* _DIRECTIONS_: In the records below, count every line containing "text". Reply with the number only.

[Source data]
#####

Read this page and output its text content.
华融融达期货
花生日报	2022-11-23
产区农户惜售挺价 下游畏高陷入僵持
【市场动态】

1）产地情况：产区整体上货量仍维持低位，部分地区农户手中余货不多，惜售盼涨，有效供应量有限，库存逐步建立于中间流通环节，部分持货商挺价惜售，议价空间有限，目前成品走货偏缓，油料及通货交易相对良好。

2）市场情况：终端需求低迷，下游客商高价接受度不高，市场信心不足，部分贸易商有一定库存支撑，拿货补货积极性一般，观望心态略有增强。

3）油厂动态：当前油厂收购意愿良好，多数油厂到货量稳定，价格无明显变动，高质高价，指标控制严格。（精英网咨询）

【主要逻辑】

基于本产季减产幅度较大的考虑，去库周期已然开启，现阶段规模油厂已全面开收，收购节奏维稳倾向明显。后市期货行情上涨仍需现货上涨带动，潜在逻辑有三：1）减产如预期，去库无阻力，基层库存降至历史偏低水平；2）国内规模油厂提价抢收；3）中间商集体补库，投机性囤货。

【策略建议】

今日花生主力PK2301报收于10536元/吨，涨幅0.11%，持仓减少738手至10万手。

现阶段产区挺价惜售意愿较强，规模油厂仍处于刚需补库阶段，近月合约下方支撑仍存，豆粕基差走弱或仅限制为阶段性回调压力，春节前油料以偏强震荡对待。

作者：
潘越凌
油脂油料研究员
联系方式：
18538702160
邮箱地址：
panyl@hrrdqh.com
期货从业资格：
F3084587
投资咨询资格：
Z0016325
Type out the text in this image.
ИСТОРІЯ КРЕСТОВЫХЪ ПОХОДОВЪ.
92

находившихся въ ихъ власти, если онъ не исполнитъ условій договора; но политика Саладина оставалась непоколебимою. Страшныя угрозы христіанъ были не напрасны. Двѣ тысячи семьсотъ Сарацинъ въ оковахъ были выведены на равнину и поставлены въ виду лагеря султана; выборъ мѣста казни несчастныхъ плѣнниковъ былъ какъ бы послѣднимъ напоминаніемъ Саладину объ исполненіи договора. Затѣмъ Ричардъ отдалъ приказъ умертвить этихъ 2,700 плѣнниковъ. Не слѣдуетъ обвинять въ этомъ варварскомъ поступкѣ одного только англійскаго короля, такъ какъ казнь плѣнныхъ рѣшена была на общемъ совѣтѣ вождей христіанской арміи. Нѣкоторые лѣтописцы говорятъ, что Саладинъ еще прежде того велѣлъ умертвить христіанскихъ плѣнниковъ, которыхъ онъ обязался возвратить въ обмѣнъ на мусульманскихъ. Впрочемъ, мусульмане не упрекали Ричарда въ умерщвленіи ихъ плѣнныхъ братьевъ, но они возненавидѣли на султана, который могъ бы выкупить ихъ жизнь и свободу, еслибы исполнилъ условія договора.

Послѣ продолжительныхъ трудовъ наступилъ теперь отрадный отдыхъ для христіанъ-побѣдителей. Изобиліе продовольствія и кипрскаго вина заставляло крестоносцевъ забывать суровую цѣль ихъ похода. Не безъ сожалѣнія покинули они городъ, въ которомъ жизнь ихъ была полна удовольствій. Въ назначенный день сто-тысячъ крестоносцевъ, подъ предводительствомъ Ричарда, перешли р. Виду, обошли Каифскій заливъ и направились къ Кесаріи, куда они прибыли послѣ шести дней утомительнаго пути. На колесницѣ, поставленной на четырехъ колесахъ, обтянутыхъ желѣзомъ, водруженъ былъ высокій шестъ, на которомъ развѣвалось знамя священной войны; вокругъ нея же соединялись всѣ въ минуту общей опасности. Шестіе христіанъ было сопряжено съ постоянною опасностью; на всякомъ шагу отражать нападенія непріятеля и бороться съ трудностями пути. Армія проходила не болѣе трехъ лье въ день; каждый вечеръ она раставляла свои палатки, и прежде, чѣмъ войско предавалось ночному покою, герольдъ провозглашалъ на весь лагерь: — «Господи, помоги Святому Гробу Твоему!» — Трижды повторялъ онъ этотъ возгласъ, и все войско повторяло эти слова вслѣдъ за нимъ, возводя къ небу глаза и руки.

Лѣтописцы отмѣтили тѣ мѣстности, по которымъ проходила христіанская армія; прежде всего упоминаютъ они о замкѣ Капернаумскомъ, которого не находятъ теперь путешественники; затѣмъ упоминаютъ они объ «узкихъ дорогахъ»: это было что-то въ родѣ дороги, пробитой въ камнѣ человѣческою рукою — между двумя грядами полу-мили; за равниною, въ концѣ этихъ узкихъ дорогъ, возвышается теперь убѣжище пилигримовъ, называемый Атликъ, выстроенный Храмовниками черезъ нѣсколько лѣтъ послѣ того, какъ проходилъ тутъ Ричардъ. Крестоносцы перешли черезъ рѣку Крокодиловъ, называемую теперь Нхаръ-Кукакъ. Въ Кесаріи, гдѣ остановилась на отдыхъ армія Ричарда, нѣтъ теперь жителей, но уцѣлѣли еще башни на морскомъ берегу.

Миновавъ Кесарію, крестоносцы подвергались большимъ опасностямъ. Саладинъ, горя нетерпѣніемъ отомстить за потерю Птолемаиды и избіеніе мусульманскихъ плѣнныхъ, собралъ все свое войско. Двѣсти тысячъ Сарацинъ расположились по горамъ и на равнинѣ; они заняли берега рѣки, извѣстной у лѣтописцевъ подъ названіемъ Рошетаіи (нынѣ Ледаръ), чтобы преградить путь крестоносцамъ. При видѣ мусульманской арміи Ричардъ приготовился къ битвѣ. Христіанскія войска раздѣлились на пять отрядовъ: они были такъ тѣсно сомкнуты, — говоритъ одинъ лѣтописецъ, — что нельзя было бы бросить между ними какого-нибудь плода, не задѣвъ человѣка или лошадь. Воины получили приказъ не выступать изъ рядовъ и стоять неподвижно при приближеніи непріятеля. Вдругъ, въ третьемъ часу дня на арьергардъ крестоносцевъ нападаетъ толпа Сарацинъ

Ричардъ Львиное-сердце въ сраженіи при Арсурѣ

#####

* _RESULT BELOW_: 2